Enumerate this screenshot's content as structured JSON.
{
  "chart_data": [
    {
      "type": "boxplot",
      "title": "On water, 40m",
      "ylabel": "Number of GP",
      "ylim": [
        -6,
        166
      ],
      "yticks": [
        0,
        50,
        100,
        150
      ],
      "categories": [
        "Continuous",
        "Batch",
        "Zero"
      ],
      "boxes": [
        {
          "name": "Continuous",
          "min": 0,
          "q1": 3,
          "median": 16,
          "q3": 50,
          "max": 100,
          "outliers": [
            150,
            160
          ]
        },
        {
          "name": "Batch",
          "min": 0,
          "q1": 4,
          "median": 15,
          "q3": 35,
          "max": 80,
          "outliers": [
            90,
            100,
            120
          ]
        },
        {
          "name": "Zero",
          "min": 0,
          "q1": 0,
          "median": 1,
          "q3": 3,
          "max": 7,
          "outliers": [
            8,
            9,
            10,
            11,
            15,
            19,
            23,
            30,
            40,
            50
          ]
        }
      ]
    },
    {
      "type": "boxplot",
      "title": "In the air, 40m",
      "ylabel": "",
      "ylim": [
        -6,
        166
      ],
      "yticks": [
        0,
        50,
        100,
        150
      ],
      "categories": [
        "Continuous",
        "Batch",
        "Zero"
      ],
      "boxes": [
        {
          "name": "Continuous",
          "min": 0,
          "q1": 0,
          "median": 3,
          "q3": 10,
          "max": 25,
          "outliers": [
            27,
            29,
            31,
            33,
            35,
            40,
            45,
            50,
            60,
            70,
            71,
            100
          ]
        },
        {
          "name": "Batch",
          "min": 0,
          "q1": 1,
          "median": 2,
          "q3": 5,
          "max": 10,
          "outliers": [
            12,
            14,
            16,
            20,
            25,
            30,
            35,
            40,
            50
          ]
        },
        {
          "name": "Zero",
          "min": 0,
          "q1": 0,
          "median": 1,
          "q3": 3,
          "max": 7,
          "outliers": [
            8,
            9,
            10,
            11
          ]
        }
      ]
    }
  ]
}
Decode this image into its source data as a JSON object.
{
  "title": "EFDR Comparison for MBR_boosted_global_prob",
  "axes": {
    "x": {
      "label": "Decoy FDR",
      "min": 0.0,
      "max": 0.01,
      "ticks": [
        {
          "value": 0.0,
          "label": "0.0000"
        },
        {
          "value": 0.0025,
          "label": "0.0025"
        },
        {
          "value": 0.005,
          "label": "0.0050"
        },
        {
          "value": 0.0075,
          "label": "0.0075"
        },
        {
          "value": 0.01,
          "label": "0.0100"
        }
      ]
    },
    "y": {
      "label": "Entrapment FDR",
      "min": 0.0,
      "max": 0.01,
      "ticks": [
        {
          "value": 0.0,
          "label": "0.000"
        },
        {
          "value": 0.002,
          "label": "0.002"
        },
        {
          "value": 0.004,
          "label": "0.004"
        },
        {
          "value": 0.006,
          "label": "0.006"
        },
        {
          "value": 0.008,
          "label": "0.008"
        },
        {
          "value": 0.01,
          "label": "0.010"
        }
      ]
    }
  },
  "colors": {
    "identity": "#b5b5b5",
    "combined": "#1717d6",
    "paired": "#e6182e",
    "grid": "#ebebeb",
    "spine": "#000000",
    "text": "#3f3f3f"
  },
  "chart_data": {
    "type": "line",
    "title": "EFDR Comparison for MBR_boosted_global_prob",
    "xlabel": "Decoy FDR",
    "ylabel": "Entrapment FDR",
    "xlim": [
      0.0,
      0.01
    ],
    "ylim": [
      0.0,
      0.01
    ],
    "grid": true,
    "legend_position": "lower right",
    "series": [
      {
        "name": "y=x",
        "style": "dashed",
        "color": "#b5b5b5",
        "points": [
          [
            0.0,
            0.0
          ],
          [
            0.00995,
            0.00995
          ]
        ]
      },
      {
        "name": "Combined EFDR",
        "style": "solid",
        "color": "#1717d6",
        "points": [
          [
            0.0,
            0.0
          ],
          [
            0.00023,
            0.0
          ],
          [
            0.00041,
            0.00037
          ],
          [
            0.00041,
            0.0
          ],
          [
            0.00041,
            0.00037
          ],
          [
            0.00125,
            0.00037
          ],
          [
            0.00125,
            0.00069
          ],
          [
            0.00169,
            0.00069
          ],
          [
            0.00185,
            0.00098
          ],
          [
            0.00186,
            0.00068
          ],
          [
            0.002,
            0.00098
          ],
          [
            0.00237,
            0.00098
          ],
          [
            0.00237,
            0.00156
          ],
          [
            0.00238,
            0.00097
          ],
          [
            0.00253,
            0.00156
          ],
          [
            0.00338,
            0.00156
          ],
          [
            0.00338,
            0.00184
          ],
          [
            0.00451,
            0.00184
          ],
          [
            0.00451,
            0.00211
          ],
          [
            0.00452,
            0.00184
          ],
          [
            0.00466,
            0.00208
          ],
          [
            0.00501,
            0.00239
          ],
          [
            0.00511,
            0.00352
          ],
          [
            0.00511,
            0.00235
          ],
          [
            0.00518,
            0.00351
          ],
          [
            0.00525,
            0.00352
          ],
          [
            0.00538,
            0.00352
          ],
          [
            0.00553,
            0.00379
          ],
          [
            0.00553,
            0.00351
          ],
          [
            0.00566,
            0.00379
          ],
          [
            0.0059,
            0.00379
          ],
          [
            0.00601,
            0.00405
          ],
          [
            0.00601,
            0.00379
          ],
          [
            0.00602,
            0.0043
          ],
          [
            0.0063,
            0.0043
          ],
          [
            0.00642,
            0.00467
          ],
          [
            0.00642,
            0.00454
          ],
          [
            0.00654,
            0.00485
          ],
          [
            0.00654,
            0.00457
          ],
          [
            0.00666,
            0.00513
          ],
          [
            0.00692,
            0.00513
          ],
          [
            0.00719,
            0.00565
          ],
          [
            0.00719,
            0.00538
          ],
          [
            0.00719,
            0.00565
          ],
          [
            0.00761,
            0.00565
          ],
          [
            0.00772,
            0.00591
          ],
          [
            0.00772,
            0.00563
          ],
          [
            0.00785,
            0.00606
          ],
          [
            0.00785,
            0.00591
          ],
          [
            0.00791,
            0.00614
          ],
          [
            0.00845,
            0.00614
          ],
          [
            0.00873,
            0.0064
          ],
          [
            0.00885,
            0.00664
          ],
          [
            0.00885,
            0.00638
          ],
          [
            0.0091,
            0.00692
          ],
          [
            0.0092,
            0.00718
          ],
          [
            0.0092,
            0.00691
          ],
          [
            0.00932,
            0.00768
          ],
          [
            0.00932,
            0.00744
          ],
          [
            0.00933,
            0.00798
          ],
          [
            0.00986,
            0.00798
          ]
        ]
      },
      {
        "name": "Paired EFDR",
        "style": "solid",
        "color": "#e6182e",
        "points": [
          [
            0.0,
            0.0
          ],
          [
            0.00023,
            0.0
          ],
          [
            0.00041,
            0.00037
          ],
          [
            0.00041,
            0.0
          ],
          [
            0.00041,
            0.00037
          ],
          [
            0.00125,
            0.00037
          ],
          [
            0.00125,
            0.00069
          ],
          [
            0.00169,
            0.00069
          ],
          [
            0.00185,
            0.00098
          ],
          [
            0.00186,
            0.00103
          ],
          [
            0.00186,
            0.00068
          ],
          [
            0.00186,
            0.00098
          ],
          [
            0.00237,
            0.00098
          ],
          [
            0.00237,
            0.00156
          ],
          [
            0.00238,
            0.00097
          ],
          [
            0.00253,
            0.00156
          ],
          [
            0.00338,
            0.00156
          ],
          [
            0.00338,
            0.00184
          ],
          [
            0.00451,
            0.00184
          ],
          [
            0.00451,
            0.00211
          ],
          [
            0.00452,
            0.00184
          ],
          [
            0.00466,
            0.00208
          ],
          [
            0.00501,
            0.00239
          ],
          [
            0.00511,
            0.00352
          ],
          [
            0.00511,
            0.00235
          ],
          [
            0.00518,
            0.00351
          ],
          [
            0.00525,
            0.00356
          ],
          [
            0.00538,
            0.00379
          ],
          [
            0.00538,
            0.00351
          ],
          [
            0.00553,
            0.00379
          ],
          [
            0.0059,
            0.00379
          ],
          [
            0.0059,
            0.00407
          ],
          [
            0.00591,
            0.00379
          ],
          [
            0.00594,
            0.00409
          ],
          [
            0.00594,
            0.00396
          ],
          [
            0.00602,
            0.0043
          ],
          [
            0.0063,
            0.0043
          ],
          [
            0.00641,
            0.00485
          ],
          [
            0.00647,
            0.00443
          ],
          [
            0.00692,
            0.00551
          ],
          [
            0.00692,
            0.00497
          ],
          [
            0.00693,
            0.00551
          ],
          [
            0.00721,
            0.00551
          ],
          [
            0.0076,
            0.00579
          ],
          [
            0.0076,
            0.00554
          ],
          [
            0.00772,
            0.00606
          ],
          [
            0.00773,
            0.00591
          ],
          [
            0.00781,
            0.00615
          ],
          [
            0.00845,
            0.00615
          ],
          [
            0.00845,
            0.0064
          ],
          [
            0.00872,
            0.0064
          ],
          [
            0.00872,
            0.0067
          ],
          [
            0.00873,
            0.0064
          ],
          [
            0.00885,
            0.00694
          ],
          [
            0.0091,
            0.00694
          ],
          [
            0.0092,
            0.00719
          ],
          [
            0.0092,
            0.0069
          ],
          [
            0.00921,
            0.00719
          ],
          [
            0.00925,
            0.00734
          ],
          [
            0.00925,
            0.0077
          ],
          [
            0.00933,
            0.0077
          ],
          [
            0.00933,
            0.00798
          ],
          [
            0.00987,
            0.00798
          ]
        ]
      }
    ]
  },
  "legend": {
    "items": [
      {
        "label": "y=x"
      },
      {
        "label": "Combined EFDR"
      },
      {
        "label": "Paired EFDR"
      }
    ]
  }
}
--------------------------------
# SHORT PROBLEM
Go through the listing above and pull out each line containing the word "title".

# OUTPUT OF THE TASK
      "title": "On water, 40m",
      "title": "In the air, 40m",
  "title": "EFDR Comparison for MBR_boosted_global_prob",
    "title": "EFDR Comparison for MBR_boosted_global_prob",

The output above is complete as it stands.